+++ Listing
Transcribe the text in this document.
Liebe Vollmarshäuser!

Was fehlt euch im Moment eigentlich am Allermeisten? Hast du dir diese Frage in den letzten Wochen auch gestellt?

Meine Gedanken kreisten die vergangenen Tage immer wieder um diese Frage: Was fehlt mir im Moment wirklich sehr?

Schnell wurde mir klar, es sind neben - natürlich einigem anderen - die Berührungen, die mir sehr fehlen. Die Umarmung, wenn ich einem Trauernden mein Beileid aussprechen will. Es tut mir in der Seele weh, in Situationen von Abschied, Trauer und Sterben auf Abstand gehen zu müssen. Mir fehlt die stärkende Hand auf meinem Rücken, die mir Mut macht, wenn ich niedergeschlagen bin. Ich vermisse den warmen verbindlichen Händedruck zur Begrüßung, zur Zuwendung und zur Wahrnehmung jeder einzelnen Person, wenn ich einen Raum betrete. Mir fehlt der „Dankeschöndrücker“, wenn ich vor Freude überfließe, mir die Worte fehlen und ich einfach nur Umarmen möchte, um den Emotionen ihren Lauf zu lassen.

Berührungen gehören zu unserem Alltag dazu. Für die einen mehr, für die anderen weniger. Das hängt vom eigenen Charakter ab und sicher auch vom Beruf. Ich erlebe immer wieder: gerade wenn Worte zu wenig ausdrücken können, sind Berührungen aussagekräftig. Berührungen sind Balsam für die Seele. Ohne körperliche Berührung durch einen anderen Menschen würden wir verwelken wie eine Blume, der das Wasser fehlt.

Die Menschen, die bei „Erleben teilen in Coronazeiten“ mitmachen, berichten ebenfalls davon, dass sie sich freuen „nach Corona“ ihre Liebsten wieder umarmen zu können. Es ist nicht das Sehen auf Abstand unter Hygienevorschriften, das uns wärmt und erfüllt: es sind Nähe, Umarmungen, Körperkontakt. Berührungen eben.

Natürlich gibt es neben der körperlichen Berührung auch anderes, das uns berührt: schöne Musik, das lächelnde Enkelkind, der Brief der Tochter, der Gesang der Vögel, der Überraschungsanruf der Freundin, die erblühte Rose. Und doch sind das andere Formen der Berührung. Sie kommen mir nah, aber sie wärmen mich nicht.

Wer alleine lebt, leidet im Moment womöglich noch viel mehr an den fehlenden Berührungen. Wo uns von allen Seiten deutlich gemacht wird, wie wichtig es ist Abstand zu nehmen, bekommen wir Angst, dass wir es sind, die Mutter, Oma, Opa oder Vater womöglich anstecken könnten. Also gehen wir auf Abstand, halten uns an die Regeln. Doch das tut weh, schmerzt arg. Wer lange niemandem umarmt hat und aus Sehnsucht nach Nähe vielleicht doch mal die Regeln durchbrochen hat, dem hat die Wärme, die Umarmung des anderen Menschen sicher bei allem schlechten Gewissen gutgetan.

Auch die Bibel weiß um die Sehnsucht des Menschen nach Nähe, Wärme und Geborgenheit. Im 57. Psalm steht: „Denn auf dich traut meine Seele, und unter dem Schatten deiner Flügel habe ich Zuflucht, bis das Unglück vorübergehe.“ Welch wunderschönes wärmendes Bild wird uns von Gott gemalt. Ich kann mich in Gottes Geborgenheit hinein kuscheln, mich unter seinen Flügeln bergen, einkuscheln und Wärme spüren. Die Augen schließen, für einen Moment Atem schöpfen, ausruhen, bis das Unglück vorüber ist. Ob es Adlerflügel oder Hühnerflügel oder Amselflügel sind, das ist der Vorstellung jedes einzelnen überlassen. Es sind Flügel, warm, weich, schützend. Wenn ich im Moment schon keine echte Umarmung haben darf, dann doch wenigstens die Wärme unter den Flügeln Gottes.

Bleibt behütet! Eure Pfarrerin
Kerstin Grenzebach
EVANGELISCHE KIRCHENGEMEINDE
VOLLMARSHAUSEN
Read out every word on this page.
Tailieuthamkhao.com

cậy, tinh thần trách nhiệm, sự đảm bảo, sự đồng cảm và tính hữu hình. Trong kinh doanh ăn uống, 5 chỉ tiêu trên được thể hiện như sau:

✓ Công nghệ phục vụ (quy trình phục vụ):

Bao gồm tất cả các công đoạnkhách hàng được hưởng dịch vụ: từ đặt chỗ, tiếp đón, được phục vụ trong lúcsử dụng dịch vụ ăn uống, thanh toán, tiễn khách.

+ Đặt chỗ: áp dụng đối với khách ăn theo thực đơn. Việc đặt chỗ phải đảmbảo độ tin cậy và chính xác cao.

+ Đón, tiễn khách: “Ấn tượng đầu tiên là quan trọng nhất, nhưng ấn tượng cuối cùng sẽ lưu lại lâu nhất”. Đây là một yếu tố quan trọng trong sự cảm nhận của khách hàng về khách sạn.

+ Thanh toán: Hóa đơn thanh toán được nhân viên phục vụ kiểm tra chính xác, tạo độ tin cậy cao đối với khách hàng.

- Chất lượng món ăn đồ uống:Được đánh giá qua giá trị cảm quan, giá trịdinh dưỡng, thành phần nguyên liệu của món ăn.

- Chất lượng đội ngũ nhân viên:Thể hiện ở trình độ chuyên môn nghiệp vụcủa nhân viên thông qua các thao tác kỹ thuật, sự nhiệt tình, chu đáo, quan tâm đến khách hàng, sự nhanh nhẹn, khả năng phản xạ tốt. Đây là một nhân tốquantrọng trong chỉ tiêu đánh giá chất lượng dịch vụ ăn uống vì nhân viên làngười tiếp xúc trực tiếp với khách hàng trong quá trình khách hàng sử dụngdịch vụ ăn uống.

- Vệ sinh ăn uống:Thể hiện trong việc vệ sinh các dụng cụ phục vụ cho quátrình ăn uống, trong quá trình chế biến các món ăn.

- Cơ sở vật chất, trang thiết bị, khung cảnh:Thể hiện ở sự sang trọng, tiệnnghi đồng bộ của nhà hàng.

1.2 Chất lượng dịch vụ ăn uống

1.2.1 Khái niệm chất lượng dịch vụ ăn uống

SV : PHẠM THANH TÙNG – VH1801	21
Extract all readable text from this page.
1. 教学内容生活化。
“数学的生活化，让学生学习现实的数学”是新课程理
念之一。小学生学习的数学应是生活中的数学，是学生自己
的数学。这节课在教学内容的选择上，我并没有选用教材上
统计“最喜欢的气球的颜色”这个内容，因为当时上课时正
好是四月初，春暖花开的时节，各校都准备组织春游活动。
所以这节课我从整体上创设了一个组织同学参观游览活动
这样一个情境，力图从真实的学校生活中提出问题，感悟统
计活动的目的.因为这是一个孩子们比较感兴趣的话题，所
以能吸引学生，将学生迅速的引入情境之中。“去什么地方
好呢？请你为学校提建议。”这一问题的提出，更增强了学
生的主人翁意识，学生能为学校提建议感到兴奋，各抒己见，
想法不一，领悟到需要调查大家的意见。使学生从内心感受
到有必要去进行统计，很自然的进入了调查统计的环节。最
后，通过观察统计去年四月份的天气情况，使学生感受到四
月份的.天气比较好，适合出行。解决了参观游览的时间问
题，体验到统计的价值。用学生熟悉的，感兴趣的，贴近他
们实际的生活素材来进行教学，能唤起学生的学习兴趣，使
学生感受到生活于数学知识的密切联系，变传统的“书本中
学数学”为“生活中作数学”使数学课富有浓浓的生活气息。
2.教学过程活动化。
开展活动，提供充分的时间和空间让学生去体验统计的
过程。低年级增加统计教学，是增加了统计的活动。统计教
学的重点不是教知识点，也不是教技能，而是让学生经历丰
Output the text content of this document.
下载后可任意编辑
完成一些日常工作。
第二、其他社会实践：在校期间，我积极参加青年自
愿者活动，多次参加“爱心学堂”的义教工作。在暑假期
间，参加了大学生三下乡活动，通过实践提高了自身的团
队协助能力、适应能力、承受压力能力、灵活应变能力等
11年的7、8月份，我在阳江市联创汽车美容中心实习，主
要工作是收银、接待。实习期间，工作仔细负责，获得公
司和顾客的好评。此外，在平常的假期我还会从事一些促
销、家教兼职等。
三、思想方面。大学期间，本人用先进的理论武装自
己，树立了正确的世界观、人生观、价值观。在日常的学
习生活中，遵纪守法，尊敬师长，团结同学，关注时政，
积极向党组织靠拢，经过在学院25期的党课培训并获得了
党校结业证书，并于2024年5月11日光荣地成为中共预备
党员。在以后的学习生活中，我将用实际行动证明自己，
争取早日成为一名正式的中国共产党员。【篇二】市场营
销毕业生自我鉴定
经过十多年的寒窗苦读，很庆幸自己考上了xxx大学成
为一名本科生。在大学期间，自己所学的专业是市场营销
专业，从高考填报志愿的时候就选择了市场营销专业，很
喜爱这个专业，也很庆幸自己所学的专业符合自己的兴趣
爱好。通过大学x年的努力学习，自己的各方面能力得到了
++++++
Instruction:
From the entries above, pull out each line that includes "Moment".

Output for this exercise:
Was fehlt euch im Moment eigentlich am Allermeisten? Hast du dir diese Frage in den letzten Wochen auch gestellt?
Meine Gedanken kreisten die vergangenen Tage immer wieder um diese Frage: Was fehlt mir im Moment wirklich sehr?
Wer alleine lebt, leidet im Moment womöglich noch viel mehr an den fehlenden Berührungen. Wo uns von allen Seiten deutlich gemacht wird, wie wichtig es ist Abstand zu nehmen, bekommen wir Angst, dass wir es sind, die Mutter, Oma, Opa oder Vater womöglich anstecken könnten. Also gehen wir auf Abstand, halten uns an die Regeln. Doch das tut weh, schmerzt arg. Wer lange niemandem umarmt hat und aus Sehnsucht nach Nähe vielleicht doch mal die Regeln durchbrochen hat, dem hat die Wärme, die Umarmung des anderen Menschen sicher bei allem schlechten Gewissen gutgetan.
Auch die Bibel weiß um die Sehnsucht des Menschen nach Nähe, Wärme und Geborgenheit. Im 57. Psalm steht: „Denn auf dich traut meine Seele, und unter dem Schatten deiner Flügel habe ich Zuflucht, bis das Unglück vorübergehe.“ Welch wunderschönes wärmendes Bild wird uns von Gott gemalt. Ich kann mich in Gottes Geborgenheit hinein kuscheln, mich unter seinen Flügeln bergen, einkuscheln und Wärme spüren. Die Augen schließen, für einen Moment Atem schöpfen, ausruhen, bis das Unglück vorüber ist. Ob es Adlerflügel oder Hühnerflügel oder Amselflügel sind, das ist der Vorstellung jedes einzelnen überlassen. Es sind Flügel, warm, weich, schützend. Wenn ich im Moment schon keine echte Umarmung haben darf, dann doch wenigstens die Wärme unter den Flügeln Gottes.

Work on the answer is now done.